- [What you have to do]:
Switch every "Patent image size" in the rows below to "Figure dimensions" and give the rows again with nothing else changed. Leave the pictures out of your answer.

- [Exercise input]:

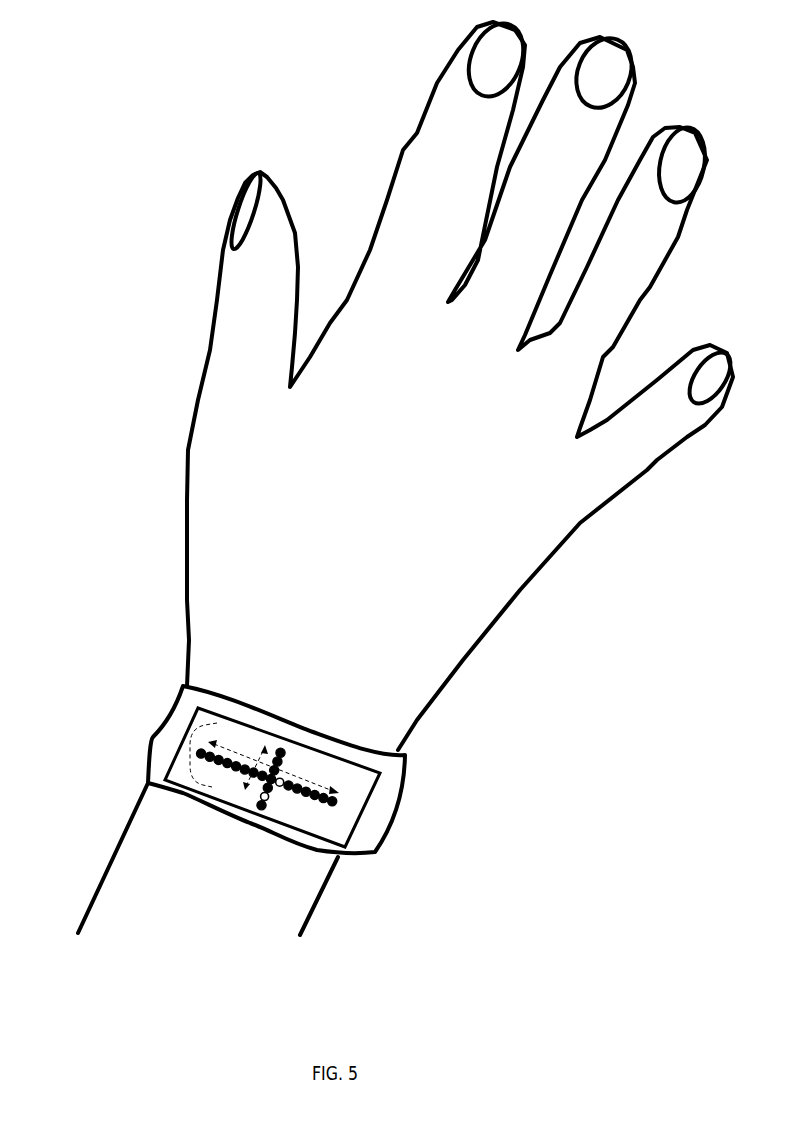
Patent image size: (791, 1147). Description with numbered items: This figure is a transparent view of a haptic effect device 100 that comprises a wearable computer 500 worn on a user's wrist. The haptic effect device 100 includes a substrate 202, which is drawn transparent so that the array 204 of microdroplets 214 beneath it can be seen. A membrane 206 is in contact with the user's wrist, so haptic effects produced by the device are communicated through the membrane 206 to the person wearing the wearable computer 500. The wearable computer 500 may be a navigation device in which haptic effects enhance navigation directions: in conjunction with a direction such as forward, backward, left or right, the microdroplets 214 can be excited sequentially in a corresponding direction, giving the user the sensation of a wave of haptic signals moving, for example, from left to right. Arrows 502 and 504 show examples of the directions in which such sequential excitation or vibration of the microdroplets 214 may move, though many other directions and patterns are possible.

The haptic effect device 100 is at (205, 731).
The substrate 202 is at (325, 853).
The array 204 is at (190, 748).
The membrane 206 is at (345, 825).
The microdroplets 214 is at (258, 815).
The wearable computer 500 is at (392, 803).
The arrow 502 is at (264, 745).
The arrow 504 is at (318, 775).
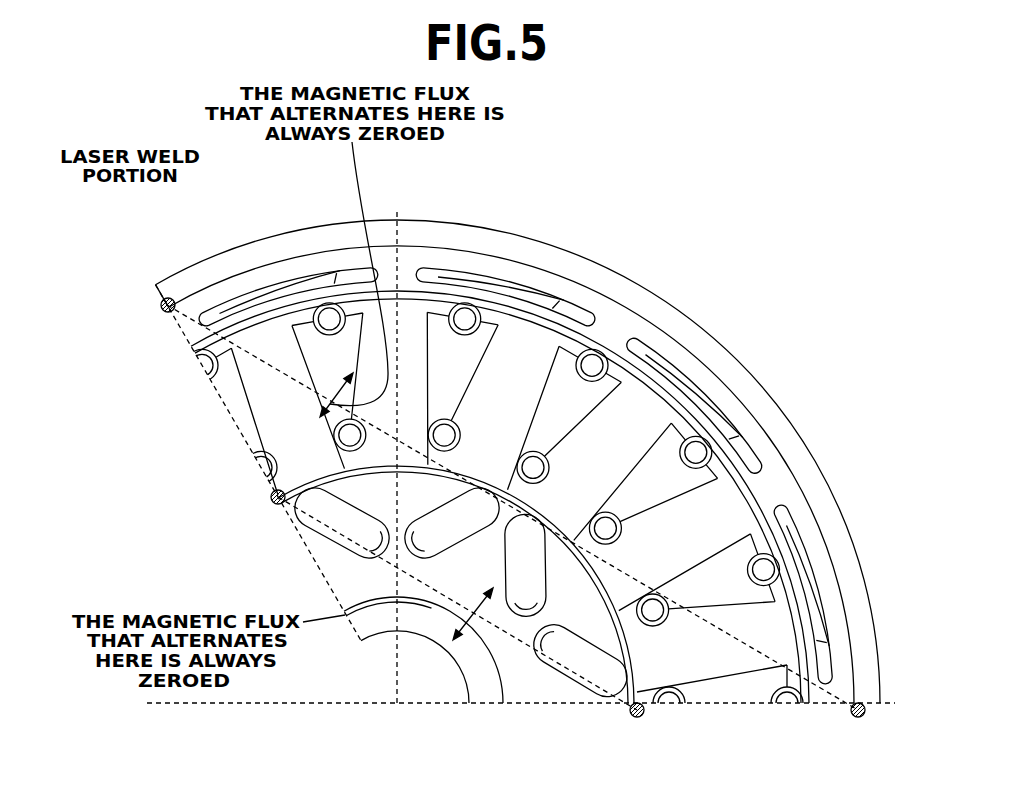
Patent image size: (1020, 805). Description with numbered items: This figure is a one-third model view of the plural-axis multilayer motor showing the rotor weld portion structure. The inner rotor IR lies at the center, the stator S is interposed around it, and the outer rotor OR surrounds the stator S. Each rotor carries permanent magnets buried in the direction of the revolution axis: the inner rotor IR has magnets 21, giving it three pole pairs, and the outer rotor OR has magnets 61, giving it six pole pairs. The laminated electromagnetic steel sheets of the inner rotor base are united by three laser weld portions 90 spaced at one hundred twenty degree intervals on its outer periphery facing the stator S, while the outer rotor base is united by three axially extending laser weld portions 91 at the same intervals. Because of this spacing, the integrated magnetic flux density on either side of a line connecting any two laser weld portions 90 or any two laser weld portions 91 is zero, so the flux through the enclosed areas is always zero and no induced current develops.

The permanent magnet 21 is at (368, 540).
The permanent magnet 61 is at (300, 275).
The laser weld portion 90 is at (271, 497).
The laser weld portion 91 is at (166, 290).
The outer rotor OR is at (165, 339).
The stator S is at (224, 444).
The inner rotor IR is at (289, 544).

- [Exercise answer]:
Figure dimensions: (791, 1147). Description with numbered items: This figure is a transparent view of a haptic effect device 100 that comprises a wearable computer 500 worn on a user's wrist. The haptic effect device 100 includes a substrate 202, which is drawn transparent so that the array 204 of microdroplets 214 beneath it can be seen. A membrane 206 is in contact with the user's wrist, so haptic effects produced by the device are communicated through the membrane 206 to the person wearing the wearable computer 500. The wearable computer 500 may be a navigation device in which haptic effects enhance navigation directions: in conjunction with a direction such as forward, backward, left or right, the microdroplets 214 can be excited sequentially in a corresponding direction, giving the user the sensation of a wave of haptic signals moving, for example, from left to right. Arrows 502 and 504 show examples of the directions in which such sequential excitation or vibration of the microdroplets 214 may move, though many other directions and patterns are possible.

The haptic effect device 100 is at (205, 731).
The substrate 202 is at (325, 853).
The array 204 is at (190, 748).
The membrane 206 is at (345, 825).
The microdroplets 214 is at (258, 815).
The wearable computer 500 is at (392, 803).
The arrow 502 is at (264, 745).
The arrow 504 is at (318, 775).
Figure dimensions: (1020, 805). Description with numbered items: This figure is a one-third model view of the plural-axis multilayer motor showing the rotor weld portion structure. The inner rotor IR lies at the center, the stator S is interposed around it, and the outer rotor OR surrounds the stator S. Each rotor carries permanent magnets buried in the direction of the revolution axis: the inner rotor IR has magnets 21, giving it three pole pairs, and the outer rotor OR has magnets 61, giving it six pole pairs. The laminated electromagnetic steel sheets of the inner rotor base are united by three laser weld portions 90 spaced at one hundred twenty degree intervals on its outer periphery facing the stator S, while the outer rotor base is united by three axially extending laser weld portions 91 at the same intervals. Because of this spacing, the integrated magnetic flux density on either side of a line connecting any two laser weld portions 90 or any two laser weld portions 91 is zero, so the flux through the enclosed areas is always zero and no induced current develops.

The permanent magnet 21 is at (368, 540).
The permanent magnet 61 is at (300, 275).
The laser weld portion 90 is at (271, 497).
The laser weld portion 91 is at (166, 290).
The outer rotor OR is at (165, 339).
The stator S is at (224, 444).
The inner rotor IR is at (289, 544).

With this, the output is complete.